● Description of the task
Below are some records. Say in a single number how many of their lines include the word "Training".

● Recorded data
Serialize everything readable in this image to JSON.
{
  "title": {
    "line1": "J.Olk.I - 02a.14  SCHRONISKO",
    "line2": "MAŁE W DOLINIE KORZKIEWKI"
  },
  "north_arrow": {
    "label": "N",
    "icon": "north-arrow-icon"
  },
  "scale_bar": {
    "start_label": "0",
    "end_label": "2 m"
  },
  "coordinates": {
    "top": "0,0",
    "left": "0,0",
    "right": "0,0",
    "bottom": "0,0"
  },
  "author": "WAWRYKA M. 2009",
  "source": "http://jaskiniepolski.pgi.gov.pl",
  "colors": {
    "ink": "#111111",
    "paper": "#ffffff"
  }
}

--

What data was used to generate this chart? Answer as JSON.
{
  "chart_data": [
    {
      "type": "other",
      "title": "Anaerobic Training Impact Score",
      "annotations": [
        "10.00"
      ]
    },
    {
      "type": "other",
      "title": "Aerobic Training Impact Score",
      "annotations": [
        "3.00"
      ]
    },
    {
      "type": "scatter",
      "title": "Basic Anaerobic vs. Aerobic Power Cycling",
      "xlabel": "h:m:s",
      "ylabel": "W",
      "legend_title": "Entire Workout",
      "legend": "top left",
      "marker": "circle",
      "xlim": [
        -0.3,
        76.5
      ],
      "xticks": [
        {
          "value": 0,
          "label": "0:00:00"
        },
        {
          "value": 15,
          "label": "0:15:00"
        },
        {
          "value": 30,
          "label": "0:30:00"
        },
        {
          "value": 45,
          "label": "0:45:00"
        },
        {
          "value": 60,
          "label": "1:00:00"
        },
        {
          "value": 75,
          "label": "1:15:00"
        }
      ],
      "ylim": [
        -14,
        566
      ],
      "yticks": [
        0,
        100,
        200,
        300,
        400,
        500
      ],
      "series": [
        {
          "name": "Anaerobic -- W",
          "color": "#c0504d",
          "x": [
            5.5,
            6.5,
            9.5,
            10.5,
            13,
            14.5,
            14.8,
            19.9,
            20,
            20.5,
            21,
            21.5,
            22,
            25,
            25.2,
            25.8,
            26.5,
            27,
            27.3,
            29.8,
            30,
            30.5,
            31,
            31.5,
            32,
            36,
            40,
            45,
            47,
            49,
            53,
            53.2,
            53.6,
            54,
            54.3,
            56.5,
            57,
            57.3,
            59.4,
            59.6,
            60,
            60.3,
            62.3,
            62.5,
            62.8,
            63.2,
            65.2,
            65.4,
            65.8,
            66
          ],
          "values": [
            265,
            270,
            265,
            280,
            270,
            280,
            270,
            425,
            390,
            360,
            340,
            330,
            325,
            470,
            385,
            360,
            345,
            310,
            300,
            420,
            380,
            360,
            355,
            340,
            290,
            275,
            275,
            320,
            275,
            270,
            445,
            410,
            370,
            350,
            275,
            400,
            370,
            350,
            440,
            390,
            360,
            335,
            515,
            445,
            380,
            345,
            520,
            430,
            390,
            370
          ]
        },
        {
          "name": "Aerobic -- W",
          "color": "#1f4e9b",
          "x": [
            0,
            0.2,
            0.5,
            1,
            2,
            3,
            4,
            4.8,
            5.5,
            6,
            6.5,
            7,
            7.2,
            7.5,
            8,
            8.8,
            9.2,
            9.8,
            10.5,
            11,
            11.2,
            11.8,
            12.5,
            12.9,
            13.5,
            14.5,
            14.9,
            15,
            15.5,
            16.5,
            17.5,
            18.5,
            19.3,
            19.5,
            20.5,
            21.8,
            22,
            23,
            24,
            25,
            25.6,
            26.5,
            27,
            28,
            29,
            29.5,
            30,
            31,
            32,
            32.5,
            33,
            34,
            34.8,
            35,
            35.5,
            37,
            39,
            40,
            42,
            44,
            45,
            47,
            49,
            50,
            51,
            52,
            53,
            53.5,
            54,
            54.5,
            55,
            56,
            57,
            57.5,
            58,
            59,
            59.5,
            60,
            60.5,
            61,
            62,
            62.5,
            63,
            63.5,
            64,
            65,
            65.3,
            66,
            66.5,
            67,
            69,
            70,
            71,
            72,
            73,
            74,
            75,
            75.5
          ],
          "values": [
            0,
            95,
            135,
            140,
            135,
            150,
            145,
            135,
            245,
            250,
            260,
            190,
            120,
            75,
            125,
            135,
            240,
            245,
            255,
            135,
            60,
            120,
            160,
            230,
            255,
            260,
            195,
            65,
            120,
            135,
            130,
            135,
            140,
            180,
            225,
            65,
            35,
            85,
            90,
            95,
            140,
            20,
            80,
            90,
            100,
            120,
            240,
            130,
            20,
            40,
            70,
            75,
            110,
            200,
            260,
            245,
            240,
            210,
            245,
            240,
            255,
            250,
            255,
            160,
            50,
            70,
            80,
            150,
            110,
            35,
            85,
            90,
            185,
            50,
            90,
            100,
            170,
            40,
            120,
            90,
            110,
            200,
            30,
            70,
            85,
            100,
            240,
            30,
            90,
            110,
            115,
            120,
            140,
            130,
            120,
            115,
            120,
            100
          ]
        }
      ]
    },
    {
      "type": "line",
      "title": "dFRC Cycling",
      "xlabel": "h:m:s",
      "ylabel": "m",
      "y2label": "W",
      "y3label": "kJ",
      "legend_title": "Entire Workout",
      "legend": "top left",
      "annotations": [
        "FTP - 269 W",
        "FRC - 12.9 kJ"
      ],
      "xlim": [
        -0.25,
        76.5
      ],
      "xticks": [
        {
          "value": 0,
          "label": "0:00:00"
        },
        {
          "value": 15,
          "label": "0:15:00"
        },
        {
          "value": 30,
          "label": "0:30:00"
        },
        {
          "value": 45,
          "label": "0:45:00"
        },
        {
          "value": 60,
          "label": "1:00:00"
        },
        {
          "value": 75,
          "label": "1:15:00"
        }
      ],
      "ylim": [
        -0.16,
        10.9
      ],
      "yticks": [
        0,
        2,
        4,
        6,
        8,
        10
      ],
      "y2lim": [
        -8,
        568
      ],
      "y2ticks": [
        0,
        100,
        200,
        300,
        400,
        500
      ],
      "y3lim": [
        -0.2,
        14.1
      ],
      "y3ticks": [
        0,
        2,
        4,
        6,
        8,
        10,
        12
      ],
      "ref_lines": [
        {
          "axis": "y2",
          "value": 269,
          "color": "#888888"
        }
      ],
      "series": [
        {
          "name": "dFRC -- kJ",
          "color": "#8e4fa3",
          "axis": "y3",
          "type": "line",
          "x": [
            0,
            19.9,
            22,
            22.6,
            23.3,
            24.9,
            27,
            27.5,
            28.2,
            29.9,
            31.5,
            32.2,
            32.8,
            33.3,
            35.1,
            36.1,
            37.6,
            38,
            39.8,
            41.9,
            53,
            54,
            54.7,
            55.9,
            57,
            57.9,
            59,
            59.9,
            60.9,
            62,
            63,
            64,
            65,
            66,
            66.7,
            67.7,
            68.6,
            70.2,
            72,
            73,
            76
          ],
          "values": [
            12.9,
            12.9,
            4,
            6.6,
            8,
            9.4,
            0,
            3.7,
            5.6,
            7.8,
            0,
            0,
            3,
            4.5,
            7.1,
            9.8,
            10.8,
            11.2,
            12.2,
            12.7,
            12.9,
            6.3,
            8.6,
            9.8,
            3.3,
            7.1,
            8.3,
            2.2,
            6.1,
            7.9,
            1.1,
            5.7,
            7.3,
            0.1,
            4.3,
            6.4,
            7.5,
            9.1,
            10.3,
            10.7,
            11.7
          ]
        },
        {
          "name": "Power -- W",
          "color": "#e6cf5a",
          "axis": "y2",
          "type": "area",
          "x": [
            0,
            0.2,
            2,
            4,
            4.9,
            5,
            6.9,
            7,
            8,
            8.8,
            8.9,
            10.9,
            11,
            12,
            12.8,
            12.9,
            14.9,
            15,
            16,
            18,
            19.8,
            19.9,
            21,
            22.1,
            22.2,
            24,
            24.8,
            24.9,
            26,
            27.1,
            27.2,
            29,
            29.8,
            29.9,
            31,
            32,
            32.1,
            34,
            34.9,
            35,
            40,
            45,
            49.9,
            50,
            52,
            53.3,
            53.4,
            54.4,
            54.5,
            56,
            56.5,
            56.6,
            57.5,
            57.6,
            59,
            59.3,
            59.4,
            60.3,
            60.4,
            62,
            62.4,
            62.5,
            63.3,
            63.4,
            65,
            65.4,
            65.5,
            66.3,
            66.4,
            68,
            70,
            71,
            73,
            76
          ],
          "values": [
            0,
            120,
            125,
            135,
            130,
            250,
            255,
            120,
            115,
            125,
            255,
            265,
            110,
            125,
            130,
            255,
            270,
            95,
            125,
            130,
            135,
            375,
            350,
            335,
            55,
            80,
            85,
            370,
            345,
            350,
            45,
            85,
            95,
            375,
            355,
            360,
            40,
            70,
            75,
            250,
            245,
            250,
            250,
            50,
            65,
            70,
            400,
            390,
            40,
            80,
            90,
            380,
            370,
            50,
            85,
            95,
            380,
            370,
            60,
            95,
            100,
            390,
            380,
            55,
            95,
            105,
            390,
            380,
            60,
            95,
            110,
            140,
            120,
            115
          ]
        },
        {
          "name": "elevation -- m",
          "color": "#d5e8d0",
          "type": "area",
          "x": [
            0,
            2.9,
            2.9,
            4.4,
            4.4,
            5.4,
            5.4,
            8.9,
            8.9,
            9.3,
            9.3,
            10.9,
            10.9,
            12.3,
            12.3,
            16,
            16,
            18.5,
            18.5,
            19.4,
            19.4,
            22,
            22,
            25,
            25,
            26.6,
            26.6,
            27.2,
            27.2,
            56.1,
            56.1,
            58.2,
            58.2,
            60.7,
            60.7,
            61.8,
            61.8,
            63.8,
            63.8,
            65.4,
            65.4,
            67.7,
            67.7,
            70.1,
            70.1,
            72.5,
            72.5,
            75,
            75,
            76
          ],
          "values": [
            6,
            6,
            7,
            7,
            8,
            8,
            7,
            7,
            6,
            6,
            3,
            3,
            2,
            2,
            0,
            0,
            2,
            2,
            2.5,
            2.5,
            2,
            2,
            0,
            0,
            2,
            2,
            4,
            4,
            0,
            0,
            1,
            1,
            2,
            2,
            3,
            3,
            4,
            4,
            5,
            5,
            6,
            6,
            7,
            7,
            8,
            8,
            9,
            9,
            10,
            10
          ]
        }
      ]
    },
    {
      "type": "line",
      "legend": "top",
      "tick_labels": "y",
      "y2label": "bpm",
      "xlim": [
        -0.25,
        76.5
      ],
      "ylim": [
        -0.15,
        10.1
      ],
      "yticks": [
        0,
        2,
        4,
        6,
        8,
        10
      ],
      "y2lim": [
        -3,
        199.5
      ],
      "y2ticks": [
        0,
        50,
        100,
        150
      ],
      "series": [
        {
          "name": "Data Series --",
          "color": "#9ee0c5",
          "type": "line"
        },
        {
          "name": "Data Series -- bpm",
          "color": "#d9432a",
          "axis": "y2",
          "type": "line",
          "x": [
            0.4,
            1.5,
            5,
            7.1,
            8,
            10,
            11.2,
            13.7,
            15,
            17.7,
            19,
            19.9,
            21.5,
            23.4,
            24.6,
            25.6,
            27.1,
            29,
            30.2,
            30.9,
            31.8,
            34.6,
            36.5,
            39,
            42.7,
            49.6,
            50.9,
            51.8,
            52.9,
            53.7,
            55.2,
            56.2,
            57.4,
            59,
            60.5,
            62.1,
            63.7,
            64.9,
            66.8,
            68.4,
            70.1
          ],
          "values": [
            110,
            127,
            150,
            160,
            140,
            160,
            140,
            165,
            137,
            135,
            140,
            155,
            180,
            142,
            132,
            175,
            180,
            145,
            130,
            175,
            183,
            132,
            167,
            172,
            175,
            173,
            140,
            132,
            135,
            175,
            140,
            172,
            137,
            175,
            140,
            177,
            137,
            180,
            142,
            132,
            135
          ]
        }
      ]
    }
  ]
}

● Output
2